■ Task objective ■
Restate the full set of records exactly, without adding or dropping a word.

[Dataset items]

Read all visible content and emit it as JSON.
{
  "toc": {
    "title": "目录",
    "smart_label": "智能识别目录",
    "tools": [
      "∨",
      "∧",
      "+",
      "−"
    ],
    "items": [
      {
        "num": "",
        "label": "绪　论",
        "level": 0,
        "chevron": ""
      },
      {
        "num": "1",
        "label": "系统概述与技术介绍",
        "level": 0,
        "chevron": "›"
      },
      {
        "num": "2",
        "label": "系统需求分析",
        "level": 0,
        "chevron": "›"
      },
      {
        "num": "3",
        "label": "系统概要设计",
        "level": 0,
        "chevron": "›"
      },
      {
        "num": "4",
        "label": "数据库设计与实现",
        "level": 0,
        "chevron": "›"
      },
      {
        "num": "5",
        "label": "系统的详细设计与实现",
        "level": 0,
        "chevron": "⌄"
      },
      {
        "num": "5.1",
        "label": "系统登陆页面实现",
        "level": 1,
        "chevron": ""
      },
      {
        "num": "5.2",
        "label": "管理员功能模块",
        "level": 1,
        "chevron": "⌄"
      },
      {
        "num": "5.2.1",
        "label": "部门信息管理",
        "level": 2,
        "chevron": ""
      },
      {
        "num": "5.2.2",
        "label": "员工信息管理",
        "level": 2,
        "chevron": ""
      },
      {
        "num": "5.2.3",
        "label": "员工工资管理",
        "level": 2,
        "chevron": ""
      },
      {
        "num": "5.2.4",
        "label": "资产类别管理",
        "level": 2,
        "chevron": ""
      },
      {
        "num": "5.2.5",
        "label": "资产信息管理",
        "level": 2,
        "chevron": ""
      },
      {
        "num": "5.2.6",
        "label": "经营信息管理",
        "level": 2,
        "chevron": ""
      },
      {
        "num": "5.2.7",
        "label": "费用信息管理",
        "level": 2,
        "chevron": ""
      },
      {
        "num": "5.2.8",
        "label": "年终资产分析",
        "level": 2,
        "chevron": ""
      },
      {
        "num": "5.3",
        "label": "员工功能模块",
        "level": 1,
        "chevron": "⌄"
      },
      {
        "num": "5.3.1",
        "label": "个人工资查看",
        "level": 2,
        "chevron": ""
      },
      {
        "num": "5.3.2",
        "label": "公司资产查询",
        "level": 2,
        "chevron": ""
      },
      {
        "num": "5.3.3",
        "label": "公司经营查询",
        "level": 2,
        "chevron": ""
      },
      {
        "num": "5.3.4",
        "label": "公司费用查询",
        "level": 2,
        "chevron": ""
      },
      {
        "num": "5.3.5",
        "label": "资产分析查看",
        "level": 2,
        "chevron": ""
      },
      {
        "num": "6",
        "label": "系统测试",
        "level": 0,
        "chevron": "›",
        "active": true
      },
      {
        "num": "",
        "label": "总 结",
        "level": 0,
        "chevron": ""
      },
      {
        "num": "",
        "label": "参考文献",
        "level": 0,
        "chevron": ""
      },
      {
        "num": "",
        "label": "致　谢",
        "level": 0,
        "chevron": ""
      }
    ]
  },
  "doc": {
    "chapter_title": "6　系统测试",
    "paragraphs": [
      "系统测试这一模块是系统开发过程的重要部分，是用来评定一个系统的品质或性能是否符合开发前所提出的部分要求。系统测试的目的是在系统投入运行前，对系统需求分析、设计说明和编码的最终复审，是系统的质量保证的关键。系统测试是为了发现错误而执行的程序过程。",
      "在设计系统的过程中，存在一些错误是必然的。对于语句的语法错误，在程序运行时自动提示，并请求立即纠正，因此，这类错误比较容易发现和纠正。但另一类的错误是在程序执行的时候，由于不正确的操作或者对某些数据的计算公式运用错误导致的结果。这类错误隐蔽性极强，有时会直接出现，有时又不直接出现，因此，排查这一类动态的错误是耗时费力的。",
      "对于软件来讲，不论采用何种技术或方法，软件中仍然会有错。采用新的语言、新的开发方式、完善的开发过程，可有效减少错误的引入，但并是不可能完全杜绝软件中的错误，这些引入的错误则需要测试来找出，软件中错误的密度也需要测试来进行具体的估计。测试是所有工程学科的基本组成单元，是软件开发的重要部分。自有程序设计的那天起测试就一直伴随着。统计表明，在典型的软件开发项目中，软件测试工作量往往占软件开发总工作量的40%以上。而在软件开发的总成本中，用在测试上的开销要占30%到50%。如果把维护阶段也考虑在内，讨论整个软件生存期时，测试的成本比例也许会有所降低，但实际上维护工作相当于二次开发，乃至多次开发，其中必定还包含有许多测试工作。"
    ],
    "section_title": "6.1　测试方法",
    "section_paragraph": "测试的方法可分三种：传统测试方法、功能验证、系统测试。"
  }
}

■ Finished exercise ■
Read all visible content and emit it as JSON.
{
  "toc": {
    "title": "目录",
    "smart_label": "智能识别目录",
    "tools": [
      "∨",
      "∧",
      "+",
      "−"
    ],
    "items": [
      {
        "num": "",
        "label": "绪　论",
        "level": 0,
        "chevron": ""
      },
      {
        "num": "1",
        "label": "系统概述与技术介绍",
        "level": 0,
        "chevron": "›"
      },
      {
        "num": "2",
        "label": "系统需求分析",
        "level": 0,
        "chevron": "›"
      },
      {
        "num": "3",
        "label": "系统概要设计",
        "level": 0,
        "chevron": "›"
      },
      {
        "num": "4",
        "label": "数据库设计与实现",
        "level": 0,
        "chevron": "›"
      },
      {
        "num": "5",
        "label": "系统的详细设计与实现",
        "level": 0,
        "chevron": "⌄"
      },
      {
        "num": "5.1",
        "label": "系统登陆页面实现",
        "level": 1,
        "chevron": ""
      },
      {
        "num": "5.2",
        "label": "管理员功能模块",
        "level": 1,
        "chevron": "⌄"
      },
      {
        "num": "5.2.1",
        "label": "部门信息管理",
        "level": 2,
        "chevron": ""
      },
      {
        "num": "5.2.2",
        "label": "员工信息管理",
        "level": 2,
        "chevron": ""
      },
      {
        "num": "5.2.3",
        "label": "员工工资管理",
        "level": 2,
        "chevron": ""
      },
      {
        "num": "5.2.4",
        "label": "资产类别管理",
        "level": 2,
        "chevron": ""
      },
      {
        "num": "5.2.5",
        "label": "资产信息管理",
        "level": 2,
        "chevron": ""
      },
      {
        "num": "5.2.6",
        "label": "经营信息管理",
        "level": 2,
        "chevron": ""
      },
      {
        "num": "5.2.7",
        "label": "费用信息管理",
        "level": 2,
        "chevron": ""
      },
      {
        "num": "5.2.8",
        "label": "年终资产分析",
        "level": 2,
        "chevron": ""
      },
      {
        "num": "5.3",
        "label": "员工功能模块",
        "level": 1,
        "chevron": "⌄"
      },
      {
        "num": "5.3.1",
        "label": "个人工资查看",
        "level": 2,
        "chevron": ""
      },
      {
        "num": "5.3.2",
        "label": "公司资产查询",
        "level": 2,
        "chevron": ""
      },
      {
        "num": "5.3.3",
        "label": "公司经营查询",
        "level": 2,
        "chevron": ""
      },
      {
        "num": "5.3.4",
        "label": "公司费用查询",
        "level": 2,
        "chevron": ""
      },
      {
        "num": "5.3.5",
        "label": "资产分析查看",
        "level": 2,
        "chevron": ""
      },
      {
        "num": "6",
        "label": "系统测试",
        "level": 0,
        "chevron": "›",
        "active": true
      },
      {
        "num": "",
        "label": "总 结",
        "level": 0,
        "chevron": ""
      },
      {
        "num": "",
        "label": "参考文献",
        "level": 0,
        "chevron": ""
      },
      {
        "num": "",
        "label": "致　谢",
        "level": 0,
        "chevron": ""
      }
    ]
  },
  "doc": {
    "chapter_title": "6　系统测试",
    "paragraphs": [
      "系统测试这一模块是系统开发过程的重要部分，是用来评定一个系统的品质或性能是否符合开发前所提出的部分要求。系统测试的目的是在系统投入运行前，对系统需求分析、设计说明和编码的最终复审，是系统的质量保证的关键。系统测试是为了发现错误而执行的程序过程。",
      "在设计系统的过程中，存在一些错误是必然的。对于语句的语法错误，在程序运行时自动提示，并请求立即纠正，因此，这类错误比较容易发现和纠正。但另一类的错误是在程序执行的时候，由于不正确的操作或者对某些数据的计算公式运用错误导致的结果。这类错误隐蔽性极强，有时会直接出现，有时又不直接出现，因此，排查这一类动态的错误是耗时费力的。",
      "对于软件来讲，不论采用何种技术或方法，软件中仍然会有错。采用新的语言、新的开发方式、完善的开发过程，可有效减少错误的引入，但并是不可能完全杜绝软件中的错误，这些引入的错误则需要测试来找出，软件中错误的密度也需要测试来进行具体的估计。测试是所有工程学科的基本组成单元，是软件开发的重要部分。自有程序设计的那天起测试就一直伴随着。统计表明，在典型的软件开发项目中，软件测试工作量往往占软件开发总工作量的40%以上。而在软件开发的总成本中，用在测试上的开销要占30%到50%。如果把维护阶段也考虑在内，讨论整个软件生存期时，测试的成本比例也许会有所降低，但实际上维护工作相当于二次开发，乃至多次开发，其中必定还包含有许多测试工作。"
    ],
    "section_title": "6.1　测试方法",
    "section_paragraph": "测试的方法可分三种：传统测试方法、功能验证、系统测试。"
  }
}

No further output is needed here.